- Exercise data

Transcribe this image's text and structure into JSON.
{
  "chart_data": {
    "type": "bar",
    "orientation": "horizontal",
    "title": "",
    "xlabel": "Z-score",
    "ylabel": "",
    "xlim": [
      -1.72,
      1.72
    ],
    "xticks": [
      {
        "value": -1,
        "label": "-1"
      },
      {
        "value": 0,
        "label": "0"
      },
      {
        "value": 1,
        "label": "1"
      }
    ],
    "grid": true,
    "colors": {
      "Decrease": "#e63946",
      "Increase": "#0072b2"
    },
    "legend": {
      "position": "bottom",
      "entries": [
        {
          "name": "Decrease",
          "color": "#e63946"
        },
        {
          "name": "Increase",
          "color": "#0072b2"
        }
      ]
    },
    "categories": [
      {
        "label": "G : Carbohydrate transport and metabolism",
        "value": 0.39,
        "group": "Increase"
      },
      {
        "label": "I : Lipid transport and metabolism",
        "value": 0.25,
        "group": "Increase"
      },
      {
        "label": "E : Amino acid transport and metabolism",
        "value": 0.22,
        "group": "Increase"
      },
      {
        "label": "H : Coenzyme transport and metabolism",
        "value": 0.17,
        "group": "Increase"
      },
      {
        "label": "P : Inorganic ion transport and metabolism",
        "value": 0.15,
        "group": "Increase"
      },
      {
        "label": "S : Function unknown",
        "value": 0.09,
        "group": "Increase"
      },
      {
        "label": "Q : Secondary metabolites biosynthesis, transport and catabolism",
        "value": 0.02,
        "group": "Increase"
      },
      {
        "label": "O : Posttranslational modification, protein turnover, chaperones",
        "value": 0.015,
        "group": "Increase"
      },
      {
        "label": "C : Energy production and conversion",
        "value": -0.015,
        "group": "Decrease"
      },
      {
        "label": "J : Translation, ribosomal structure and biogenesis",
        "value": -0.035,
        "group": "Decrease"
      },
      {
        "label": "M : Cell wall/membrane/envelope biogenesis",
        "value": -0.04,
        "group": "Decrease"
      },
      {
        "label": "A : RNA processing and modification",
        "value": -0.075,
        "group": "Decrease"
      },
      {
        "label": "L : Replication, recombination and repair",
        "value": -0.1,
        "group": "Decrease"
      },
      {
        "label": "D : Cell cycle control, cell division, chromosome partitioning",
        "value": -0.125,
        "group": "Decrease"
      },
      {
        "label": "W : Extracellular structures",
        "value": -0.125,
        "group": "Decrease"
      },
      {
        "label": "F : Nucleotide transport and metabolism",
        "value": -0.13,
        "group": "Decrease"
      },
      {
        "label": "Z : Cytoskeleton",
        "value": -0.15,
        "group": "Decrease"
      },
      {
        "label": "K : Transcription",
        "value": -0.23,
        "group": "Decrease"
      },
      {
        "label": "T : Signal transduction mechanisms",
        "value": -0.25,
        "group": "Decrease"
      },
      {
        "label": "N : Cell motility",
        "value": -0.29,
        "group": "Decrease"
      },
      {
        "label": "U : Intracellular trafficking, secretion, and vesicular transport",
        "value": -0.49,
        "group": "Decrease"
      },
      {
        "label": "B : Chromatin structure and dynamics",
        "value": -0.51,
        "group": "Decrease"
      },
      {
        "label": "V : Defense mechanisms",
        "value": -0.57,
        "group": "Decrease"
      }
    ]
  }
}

- Your assignment
In the entries above, count each line holding "mechanisms" and report the total and nothing more.

- Expected answer
2